> **Stated exercise**:
Scan the data below and report how many lines include the word "results". Nothing else is wanted.

> **Provided information**:
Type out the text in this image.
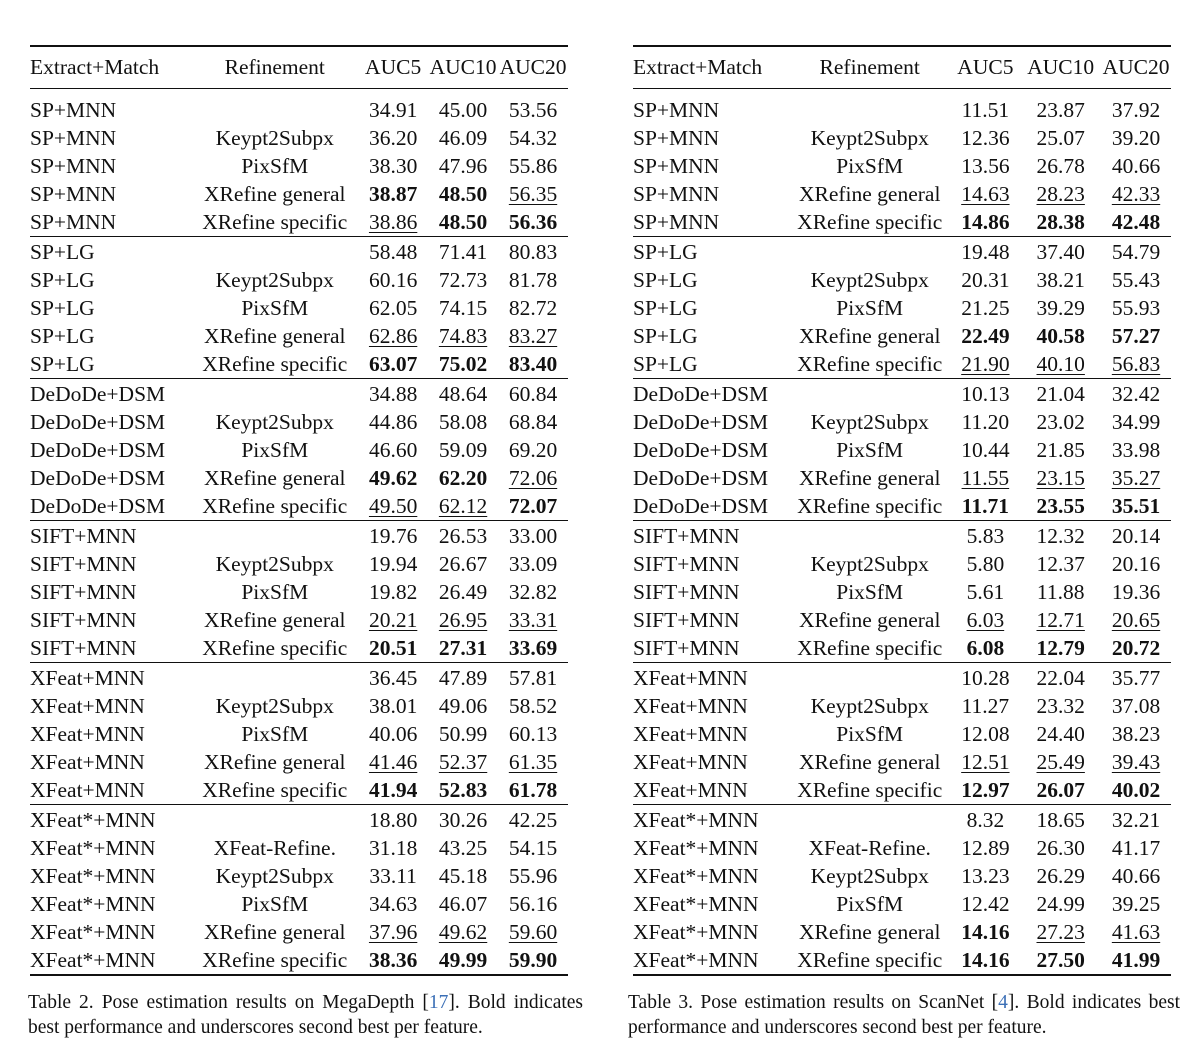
Extract+Match	Refinement	AUC5	AUC10	AUC20
SP+MNN		34.91	45.00	53.56
SP+MNN	Keypt2Subpx	36.20	46.09	54.32
SP+MNN	PixSfM	38.30	47.96	55.86
SP+MNN	XRefine general	38.87	48.50	56.35
SP+MNN	XRefine specific	38.86	48.50	56.36
SP+LG		58.48	71.41	80.83
SP+LG	Keypt2Subpx	60.16	72.73	81.78
SP+LG	PixSfM	62.05	74.15	82.72
SP+LG	XRefine general	62.86	74.83	83.27
SP+LG	XRefine specific	63.07	75.02	83.40
DeDoDe+DSM		34.88	48.64	60.84
DeDoDe+DSM	Keypt2Subpx	44.86	58.08	68.84
DeDoDe+DSM	PixSfM	46.60	59.09	69.20
DeDoDe+DSM	XRefine general	49.62	62.20	72.06
DeDoDe+DSM	XRefine specific	49.50	62.12	72.07
SIFT+MNN		19.76	26.53	33.00
SIFT+MNN	Keypt2Subpx	19.94	26.67	33.09
SIFT+MNN	PixSfM	19.82	26.49	32.82
SIFT+MNN	XRefine general	20.21	26.95	33.31
SIFT+MNN	XRefine specific	20.51	27.31	33.69
XFeat+MNN		36.45	47.89	57.81
XFeat+MNN	Keypt2Subpx	38.01	49.06	58.52
XFeat+MNN	PixSfM	40.06	50.99	60.13
XFeat+MNN	XRefine general	41.46	52.37	61.35
XFeat+MNN	XRefine specific	41.94	52.83	61.78
XFeat*+MNN		18.80	30.26	42.25
XFeat*+MNN	XFeat-Refine.	31.18	43.25	54.15
XFeat*+MNN	Keypt2Subpx	33.11	45.18	55.96
XFeat*+MNN	PixSfM	34.63	46.07	56.16
XFeat*+MNN	XRefine general	37.96	49.62	59.60
XFeat*+MNN	XRefine specific	38.36	49.99	59.90
Extract+Match	Refinement	AUC5	AUC10	AUC20
SP+MNN		11.51	23.87	37.92
SP+MNN	Keypt2Subpx	12.36	25.07	39.20
SP+MNN	PixSfM	13.56	26.78	40.66
SP+MNN	XRefine general	14.63	28.23	42.33
SP+MNN	XRefine specific	14.86	28.38	42.48
SP+LG		19.48	37.40	54.79
SP+LG	Keypt2Subpx	20.31	38.21	55.43
SP+LG	PixSfM	21.25	39.29	55.93
SP+LG	XRefine general	22.49	40.58	57.27
SP+LG	XRefine specific	21.90	40.10	56.83
DeDoDe+DSM		10.13	21.04	32.42
DeDoDe+DSM	Keypt2Subpx	11.20	23.02	34.99
DeDoDe+DSM	PixSfM	10.44	21.85	33.98
DeDoDe+DSM	XRefine general	11.55	23.15	35.27
DeDoDe+DSM	XRefine specific	11.71	23.55	35.51
SIFT+MNN		5.83	12.32	20.14
SIFT+MNN	Keypt2Subpx	5.80	12.37	20.16
SIFT+MNN	PixSfM	5.61	11.88	19.36
SIFT+MNN	XRefine general	6.03	12.71	20.65
SIFT+MNN	XRefine specific	6.08	12.79	20.72
XFeat+MNN		10.28	22.04	35.77
XFeat+MNN	Keypt2Subpx	11.27	23.32	37.08
XFeat+MNN	PixSfM	12.08	24.40	38.23
XFeat+MNN	XRefine general	12.51	25.49	39.43
XFeat+MNN	XRefine specific	12.97	26.07	40.02
XFeat*+MNN		8.32	18.65	32.21
XFeat*+MNN	XFeat-Refine.	12.89	26.30	41.17
XFeat*+MNN	Keypt2Subpx	13.23	26.29	40.66
XFeat*+MNN	PixSfM	12.42	24.99	39.25
XFeat*+MNN	XRefine general	14.16	27.23	41.63
XFeat*+MNN	XRefine specific	14.16	27.50	41.99
Table 2. Pose estimation results on MegaDepth [17]. Bold indicates best performance and underscores second best per feature.
Table 3. Pose estimation results on ScanNet [4]. Bold indicates best performance and underscores second best per feature.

> **The reply**:
2